— BEGIN Record list —

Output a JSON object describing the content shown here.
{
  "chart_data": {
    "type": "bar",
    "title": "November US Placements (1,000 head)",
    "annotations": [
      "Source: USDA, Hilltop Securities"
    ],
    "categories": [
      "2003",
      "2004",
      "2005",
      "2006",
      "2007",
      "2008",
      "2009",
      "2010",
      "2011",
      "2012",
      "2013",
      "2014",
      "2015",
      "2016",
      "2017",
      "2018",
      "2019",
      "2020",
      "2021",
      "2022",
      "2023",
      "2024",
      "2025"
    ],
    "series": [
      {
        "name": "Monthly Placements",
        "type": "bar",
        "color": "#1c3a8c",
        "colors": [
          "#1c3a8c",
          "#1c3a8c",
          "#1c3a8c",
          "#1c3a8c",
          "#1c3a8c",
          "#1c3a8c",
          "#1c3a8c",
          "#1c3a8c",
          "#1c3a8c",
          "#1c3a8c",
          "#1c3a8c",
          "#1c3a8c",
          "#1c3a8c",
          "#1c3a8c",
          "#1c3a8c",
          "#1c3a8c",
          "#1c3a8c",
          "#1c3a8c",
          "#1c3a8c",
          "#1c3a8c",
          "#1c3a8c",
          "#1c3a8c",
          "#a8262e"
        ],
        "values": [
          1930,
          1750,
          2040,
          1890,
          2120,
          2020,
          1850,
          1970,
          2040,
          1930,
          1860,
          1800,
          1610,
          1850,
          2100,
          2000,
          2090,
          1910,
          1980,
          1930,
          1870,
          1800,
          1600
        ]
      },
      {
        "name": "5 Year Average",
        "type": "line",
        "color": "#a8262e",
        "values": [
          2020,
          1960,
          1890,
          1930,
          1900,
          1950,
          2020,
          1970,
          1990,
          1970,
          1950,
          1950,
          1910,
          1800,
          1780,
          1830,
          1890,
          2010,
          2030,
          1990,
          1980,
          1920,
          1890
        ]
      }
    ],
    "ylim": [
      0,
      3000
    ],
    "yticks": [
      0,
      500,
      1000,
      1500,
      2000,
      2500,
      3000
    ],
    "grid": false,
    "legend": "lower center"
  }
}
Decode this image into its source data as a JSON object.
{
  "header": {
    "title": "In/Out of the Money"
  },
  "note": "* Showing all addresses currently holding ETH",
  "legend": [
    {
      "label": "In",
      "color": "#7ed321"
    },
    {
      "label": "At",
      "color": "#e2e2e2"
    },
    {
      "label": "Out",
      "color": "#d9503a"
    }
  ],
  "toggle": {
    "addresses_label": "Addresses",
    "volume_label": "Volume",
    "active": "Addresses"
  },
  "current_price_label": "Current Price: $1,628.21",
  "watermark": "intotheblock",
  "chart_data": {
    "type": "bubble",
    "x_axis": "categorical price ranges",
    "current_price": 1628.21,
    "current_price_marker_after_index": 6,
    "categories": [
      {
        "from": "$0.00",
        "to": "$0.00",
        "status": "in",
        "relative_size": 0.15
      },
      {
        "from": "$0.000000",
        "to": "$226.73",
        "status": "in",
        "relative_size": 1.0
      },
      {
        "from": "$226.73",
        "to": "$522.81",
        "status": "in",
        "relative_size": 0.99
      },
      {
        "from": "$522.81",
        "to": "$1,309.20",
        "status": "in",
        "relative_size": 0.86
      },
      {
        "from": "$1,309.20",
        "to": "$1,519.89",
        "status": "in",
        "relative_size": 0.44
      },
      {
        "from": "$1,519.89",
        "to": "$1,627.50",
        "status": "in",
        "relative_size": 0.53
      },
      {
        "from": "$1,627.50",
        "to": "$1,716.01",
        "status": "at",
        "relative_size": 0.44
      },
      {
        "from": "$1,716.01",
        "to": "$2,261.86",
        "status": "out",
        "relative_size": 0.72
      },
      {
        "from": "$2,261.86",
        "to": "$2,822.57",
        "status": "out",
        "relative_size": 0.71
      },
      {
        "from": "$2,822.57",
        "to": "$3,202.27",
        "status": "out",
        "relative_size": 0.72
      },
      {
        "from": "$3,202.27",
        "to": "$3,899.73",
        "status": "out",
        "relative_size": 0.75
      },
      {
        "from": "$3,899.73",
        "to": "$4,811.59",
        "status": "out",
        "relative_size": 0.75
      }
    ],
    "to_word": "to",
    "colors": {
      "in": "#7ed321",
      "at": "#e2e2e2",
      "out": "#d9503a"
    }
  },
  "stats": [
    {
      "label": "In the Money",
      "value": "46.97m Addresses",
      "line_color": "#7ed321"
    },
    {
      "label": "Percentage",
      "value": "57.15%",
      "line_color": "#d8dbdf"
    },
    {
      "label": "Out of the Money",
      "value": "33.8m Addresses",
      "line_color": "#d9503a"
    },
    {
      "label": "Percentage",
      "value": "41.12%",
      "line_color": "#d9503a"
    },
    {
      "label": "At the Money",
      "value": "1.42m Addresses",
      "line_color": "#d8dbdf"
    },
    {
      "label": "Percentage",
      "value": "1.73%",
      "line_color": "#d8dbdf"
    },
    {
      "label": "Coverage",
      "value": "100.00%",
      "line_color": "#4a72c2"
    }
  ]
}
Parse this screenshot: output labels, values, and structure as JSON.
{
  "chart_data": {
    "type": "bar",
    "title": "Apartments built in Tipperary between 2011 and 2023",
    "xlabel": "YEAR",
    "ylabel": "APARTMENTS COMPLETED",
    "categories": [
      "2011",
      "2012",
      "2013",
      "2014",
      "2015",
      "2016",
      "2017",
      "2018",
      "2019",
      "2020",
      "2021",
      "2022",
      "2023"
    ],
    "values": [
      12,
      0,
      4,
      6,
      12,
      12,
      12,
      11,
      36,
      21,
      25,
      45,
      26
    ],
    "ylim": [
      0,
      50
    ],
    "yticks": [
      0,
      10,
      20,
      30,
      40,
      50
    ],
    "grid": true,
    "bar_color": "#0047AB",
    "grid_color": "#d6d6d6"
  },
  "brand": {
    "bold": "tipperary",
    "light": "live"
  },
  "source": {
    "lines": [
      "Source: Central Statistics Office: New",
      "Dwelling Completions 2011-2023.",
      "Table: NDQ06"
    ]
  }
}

— END Record list —

▶ _Task to complete_
Every line above needs to be retyped exactly.

▶ _Worked solution_
Output a JSON object describing the content shown here.
{
  "chart_data": {
    "type": "bar",
    "title": "November US Placements (1,000 head)",
    "annotations": [
      "Source: USDA, Hilltop Securities"
    ],
    "categories": [
      "2003",
      "2004",
      "2005",
      "2006",
      "2007",
      "2008",
      "2009",
      "2010",
      "2011",
      "2012",
      "2013",
      "2014",
      "2015",
      "2016",
      "2017",
      "2018",
      "2019",
      "2020",
      "2021",
      "2022",
      "2023",
      "2024",
      "2025"
    ],
    "series": [
      {
        "name": "Monthly Placements",
        "type": "bar",
        "color": "#1c3a8c",
        "colors": [
          "#1c3a8c",
          "#1c3a8c",
          "#1c3a8c",
          "#1c3a8c",
          "#1c3a8c",
          "#1c3a8c",
          "#1c3a8c",
          "#1c3a8c",
          "#1c3a8c",
          "#1c3a8c",
          "#1c3a8c",
          "#1c3a8c",
          "#1c3a8c",
          "#1c3a8c",
          "#1c3a8c",
          "#1c3a8c",
          "#1c3a8c",
          "#1c3a8c",
          "#1c3a8c",
          "#1c3a8c",
          "#1c3a8c",
          "#1c3a8c",
          "#a8262e"
        ],
        "values": [
          1930,
          1750,
          2040,
          1890,
          2120,
          2020,
          1850,
          1970,
          2040,
          1930,
          1860,
          1800,
          1610,
          1850,
          2100,
          2000,
          2090,
          1910,
          1980,
          1930,
          1870,
          1800,
          1600
        ]
      },
      {
        "name": "5 Year Average",
        "type": "line",
        "color": "#a8262e",
        "values": [
          2020,
          1960,
          1890,
          1930,
          1900,
          1950,
          2020,
          1970,
          1990,
          1970,
          1950,
          1950,
          1910,
          1800,
          1780,
          1830,
          1890,
          2010,
          2030,
          1990,
          1980,
          1920,
          1890
        ]
      }
    ],
    "ylim": [
      0,
      3000
    ],
    "yticks": [
      0,
      500,
      1000,
      1500,
      2000,
      2500,
      3000
    ],
    "grid": false,
    "legend": "lower center"
  }
}
Decode this image into its source data as a JSON object.
{
  "header": {
    "title": "In/Out of the Money"
  },
  "note": "* Showing all addresses currently holding ETH",
  "legend": [
    {
      "label": "In",
      "color": "#7ed321"
    },
    {
      "label": "At",
      "color": "#e2e2e2"
    },
    {
      "label": "Out",
      "color": "#d9503a"
    }
  ],
  "toggle": {
    "addresses_label": "Addresses",
    "volume_label": "Volume",
    "active": "Addresses"
  },
  "current_price_label": "Current Price: $1,628.21",
  "watermark": "intotheblock",
  "chart_data": {
    "type": "bubble",
    "x_axis": "categorical price ranges",
    "current_price": 1628.21,
    "current_price_marker_after_index": 6,
    "categories": [
      {
        "from": "$0.00",
        "to": "$0.00",
        "status": "in",
        "relative_size": 0.15
      },
      {
        "from": "$0.000000",
        "to": "$226.73",
        "status": "in",
        "relative_size": 1.0
      },
      {
        "from": "$226.73",
        "to": "$522.81",
        "status": "in",
        "relative_size": 0.99
      },
      {
        "from": "$522.81",
        "to": "$1,309.20",
        "status": "in",
        "relative_size": 0.86
      },
      {
        "from": "$1,309.20",
        "to": "$1,519.89",
        "status": "in",
        "relative_size": 0.44
      },
      {
        "from": "$1,519.89",
        "to": "$1,627.50",
        "status": "in",
        "relative_size": 0.53
      },
      {
        "from": "$1,627.50",
        "to": "$1,716.01",
        "status": "at",
        "relative_size": 0.44
      },
      {
        "from": "$1,716.01",
        "to": "$2,261.86",
        "status": "out",
        "relative_size": 0.72
      },
      {
        "from": "$2,261.86",
        "to": "$2,822.57",
        "status": "out",
        "relative_size": 0.71
      },
      {
        "from": "$2,822.57",
        "to": "$3,202.27",
        "status": "out",
        "relative_size": 0.72
      },
      {
        "from": "$3,202.27",
        "to": "$3,899.73",
        "status": "out",
        "relative_size": 0.75
      },
      {
        "from": "$3,899.73",
        "to": "$4,811.59",
        "status": "out",
        "relative_size": 0.75
      }
    ],
    "to_word": "to",
    "colors": {
      "in": "#7ed321",
      "at": "#e2e2e2",
      "out": "#d9503a"
    }
  },
  "stats": [
    {
      "label": "In the Money",
      "value": "46.97m Addresses",
      "line_color": "#7ed321"
    },
    {
      "label": "Percentage",
      "value": "57.15%",
      "line_color": "#d8dbdf"
    },
    {
      "label": "Out of the Money",
      "value": "33.8m Addresses",
      "line_color": "#d9503a"
    },
    {
      "label": "Percentage",
      "value": "41.12%",
      "line_color": "#d9503a"
    },
    {
      "label": "At the Money",
      "value": "1.42m Addresses",
      "line_color": "#d8dbdf"
    },
    {
      "label": "Percentage",
      "value": "1.73%",
      "line_color": "#d8dbdf"
    },
    {
      "label": "Coverage",
      "value": "100.00%",
      "line_color": "#4a72c2"
    }
  ]
}
Parse this screenshot: output labels, values, and structure as JSON.
{
  "chart_data": {
    "type": "bar",
    "title": "Apartments built in Tipperary between 2011 and 2023",
    "xlabel": "YEAR",
    "ylabel": "APARTMENTS COMPLETED",
    "categories": [
      "2011",
      "2012",
      "2013",
      "2014",
      "2015",
      "2016",
      "2017",
      "2018",
      "2019",
      "2020",
      "2021",
      "2022",
      "2023"
    ],
    "values": [
      12,
      0,
      4,
      6,
      12,
      12,
      12,
      11,
      36,
      21,
      25,
      45,
      26
    ],
    "ylim": [
      0,
      50
    ],
    "yticks": [
      0,
      10,
      20,
      30,
      40,
      50
    ],
    "grid": true,
    "bar_color": "#0047AB",
    "grid_color": "#d6d6d6"
  },
  "brand": {
    "bold": "tipperary",
    "light": "live"
  },
  "source": {
    "lines": [
      "Source: Central Statistics Office: New",
      "Dwelling Completions 2011-2023.",
      "Table: NDQ06"
    ]
  }
}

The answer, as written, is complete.